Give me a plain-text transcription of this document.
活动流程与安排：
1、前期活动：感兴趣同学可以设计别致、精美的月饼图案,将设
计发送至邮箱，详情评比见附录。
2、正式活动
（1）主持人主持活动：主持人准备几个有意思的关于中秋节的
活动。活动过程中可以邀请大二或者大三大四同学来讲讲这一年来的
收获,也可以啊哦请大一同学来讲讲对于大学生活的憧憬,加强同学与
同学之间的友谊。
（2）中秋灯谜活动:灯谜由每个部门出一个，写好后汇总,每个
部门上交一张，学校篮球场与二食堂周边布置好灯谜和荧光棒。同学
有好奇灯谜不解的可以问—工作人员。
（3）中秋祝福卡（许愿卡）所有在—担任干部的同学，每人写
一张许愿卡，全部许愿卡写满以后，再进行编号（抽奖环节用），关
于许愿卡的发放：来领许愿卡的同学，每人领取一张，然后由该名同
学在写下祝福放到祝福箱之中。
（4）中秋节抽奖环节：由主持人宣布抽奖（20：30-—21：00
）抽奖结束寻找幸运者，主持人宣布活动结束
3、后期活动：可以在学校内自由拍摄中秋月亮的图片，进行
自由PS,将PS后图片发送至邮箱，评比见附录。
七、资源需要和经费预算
----
→ **Task**:
Copy all of the material word for word.

→ **Completed task**:
Give me a plain-text transcription of this document.
活动流程与安排：
1、前期活动：感兴趣同学可以设计别致、精美的月饼图案,将设
计发送至邮箱，详情评比见附录。
2、正式活动
（1）主持人主持活动：主持人准备几个有意思的关于中秋节的
活动。活动过程中可以邀请大二或者大三大四同学来讲讲这一年来的
收获,也可以啊哦请大一同学来讲讲对于大学生活的憧憬,加强同学与
同学之间的友谊。
（2）中秋灯谜活动:灯谜由每个部门出一个，写好后汇总,每个
部门上交一张，学校篮球场与二食堂周边布置好灯谜和荧光棒。同学
有好奇灯谜不解的可以问—工作人员。
（3）中秋祝福卡（许愿卡）所有在—担任干部的同学，每人写
一张许愿卡，全部许愿卡写满以后，再进行编号（抽奖环节用），关
于许愿卡的发放：来领许愿卡的同学，每人领取一张，然后由该名同
学在写下祝福放到祝福箱之中。
（4）中秋节抽奖环节：由主持人宣布抽奖（20：30-—21：00
）抽奖结束寻找幸运者，主持人宣布活动结束
3、后期活动：可以在学校内自由拍摄中秋月亮的图片，进行
自由PS,将PS后图片发送至邮箱，评比见附录。
七、资源需要和经费预算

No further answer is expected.